-- ENTRIES PROVIDED start --

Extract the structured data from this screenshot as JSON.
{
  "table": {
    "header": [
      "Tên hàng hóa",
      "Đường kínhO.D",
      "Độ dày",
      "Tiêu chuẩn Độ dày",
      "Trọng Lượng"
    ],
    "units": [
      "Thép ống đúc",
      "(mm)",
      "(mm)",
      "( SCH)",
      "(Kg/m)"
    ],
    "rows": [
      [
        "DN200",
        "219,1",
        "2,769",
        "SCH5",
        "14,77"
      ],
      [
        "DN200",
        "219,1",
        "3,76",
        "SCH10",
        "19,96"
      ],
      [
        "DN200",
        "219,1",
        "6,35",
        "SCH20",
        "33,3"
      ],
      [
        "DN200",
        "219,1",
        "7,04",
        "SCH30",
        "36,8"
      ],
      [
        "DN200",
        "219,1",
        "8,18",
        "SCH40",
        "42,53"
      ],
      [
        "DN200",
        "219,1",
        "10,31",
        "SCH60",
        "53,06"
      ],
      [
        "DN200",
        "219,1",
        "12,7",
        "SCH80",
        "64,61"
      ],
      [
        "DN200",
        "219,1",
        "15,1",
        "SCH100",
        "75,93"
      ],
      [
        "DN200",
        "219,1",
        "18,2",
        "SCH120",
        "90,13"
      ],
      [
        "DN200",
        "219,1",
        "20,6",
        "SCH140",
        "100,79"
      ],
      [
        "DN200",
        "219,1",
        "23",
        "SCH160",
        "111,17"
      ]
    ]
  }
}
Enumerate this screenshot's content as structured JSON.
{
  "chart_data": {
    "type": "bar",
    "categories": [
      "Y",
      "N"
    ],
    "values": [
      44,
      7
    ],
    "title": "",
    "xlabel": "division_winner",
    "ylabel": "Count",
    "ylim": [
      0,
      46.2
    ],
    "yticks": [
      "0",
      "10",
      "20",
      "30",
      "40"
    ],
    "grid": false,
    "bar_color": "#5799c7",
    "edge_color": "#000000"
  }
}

-- ENTRIES PROVIDED end --

### AIM
Locate all lines in the listing above with the word "JSON". Copy them.

### SOLUTION FOR THIS PROBLEM
Extract the structured data from this screenshot as JSON.
Enumerate this screenshot's content as structured JSON.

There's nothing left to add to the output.